Exercise directions -
Exactly reproduce each record listed below.

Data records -

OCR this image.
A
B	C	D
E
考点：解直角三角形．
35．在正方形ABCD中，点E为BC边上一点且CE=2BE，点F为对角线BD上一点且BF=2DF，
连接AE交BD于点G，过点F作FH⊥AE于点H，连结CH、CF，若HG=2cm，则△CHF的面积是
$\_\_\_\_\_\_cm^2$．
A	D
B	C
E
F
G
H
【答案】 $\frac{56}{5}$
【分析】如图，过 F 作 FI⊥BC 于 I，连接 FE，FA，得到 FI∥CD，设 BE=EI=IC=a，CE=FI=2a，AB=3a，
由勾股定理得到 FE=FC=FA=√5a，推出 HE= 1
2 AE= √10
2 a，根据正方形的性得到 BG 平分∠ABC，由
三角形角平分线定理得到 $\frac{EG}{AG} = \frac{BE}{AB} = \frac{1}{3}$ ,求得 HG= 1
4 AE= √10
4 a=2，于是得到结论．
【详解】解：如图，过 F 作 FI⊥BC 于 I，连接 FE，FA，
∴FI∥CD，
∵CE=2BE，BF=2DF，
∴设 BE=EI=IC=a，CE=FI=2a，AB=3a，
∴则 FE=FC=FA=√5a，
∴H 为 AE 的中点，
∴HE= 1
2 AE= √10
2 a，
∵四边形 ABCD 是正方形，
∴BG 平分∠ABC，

Output for this exercise -
OCR this image.
A
B	C	D
E
考点：解直角三角形．
35．在正方形ABCD中，点E为BC边上一点且CE=2BE，点F为对角线BD上一点且BF=2DF，
连接AE交BD于点G，过点F作FH⊥AE于点H，连结CH、CF，若HG=2cm，则△CHF的面积是
$\_\_\_\_\_\_cm^2$．
A	D
B	C
E
F
G
H
【答案】 $\frac{56}{5}$
【分析】如图，过 F 作 FI⊥BC 于 I，连接 FE，FA，得到 FI∥CD，设 BE=EI=IC=a，CE=FI=2a，AB=3a，
由勾股定理得到 FE=FC=FA=√5a，推出 HE= 1
2 AE= √10
2 a，根据正方形的性得到 BG 平分∠ABC，由
三角形角平分线定理得到 $\frac{EG}{AG} = \frac{BE}{AB} = \frac{1}{3}$ ,求得 HG= 1
4 AE= √10
4 a=2，于是得到结论．
【详解】解：如图，过 F 作 FI⊥BC 于 I，连接 FE，FA，
∴FI∥CD，
∵CE=2BE，BF=2DF，
∴设 BE=EI=IC=a，CE=FI=2a，AB=3a，
∴则 FE=FC=FA=√5a，
∴H 为 AE 的中点，
∴HE= 1
2 AE= √10
2 a，
∵四边形 ABCD 是正方形，
∴BG 平分∠ABC，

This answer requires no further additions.